> DIRECTIVES
1) Answer these from the passage on the GGP restructuring:
(a) Under what name was the Company first formed?
(b) How much did the Plan Sponsors and Blackstone pay on the Effective Date?
(c) What did GGP issue to the Plan Sponsors and Blackstone on the Effective Date?
2) Proceed with the passage on the GGP restructuring, picking up right after its final sentence.

··· PASSAGE TO READ ···

Pursuant to a series of restructuring transactions contemplated by the Plan, the Company was formed as a new entity, New GGP, Inc., and then subsequently renamed General Growth Properties, Inc. The Company then became the successor to Old GGP. Old GGP became a wholly owned subsidiary of the Company, and stockholders of Old GGP received shares of the Company.
In order to fund a portion of the Plan, GGP entered into investment agreements (collectively, the "Investment Agreements") with affiliates of Brookfield Asset Management, Inc. (collectively, with its designees, as applicable, "Brookfield Investor"), affiliates of Fairholme Funds, Inc. ("Fairholme"), and affiliates of Pershing Square Capital Management ("Pershing Square," and together with Brookfield Investor and Fairholme, the "Plan Sponsors"), pursuant to which the Plan Sponsors, together with Blackstone Real Estate Partners VI L.P. ("Blackstone"), paid, on the Effective Date, $6.3 billion. On the Effective Date, GGP also issued warrants to purchase our common stock to the Plan Sponsors and Blackstone.

··· LISTING ···

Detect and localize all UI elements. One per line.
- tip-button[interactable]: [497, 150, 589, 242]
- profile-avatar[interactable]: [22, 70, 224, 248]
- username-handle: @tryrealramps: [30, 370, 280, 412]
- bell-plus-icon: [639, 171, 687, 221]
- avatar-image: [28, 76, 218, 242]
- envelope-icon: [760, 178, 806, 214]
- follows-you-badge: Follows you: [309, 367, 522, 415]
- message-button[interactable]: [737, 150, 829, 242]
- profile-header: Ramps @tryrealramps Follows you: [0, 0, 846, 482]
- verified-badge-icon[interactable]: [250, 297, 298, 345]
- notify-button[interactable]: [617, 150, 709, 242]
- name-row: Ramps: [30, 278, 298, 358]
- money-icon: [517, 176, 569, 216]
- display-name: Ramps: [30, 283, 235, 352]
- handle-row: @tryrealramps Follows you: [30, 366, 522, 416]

···

> TASK-BY-TASK RESULTS
1)
(a) New GGP, Inc.
(b) $6.3 billion.
(c) Warrants to purchase its common stock.

2)
Pursuant to the Investment Agreements, our Board of Directors is required to have nine members, three of whom were designated by Brookfield Investor ("Brookfield Designees") and one of whom was designated by Pershing Square. Pershing Square's right to designate a director only applied to the initial Board of Directors of GGP. Brookfield Investor's right to designate three directors will continue so long as Brookfield Investor beneficially owns at least 20% of our common stock on a fully diluted basis, with such right reducing to two directors if Brookfield Investor beneficially owns between 15% and 20% of our common stock on a fully diluted basis and one director if Brookfield Investor beneficially owns between 10% and 15% of our common stock on a fully diluted basis. Brookfield Investor will have no right to designate a director if it beneficially owns less than 10% of our common stock on a fully diluted basis.
Pursuant to the terms of the Investment Agreements, the Company is obligated to nominate the Brookfield Designees, as part of its slate of directors and use its reasonable best efforts to have such persons elected to the Company's Board of Directors (subject to applicable law and NYSE rules). The Brookfield Designees are subject to such eligibility criteria as are applied in good faith by the Nominating and Corporate Governance Committee of the Company and the Board of Directors to other candidates. See "Director Nomination Process" below.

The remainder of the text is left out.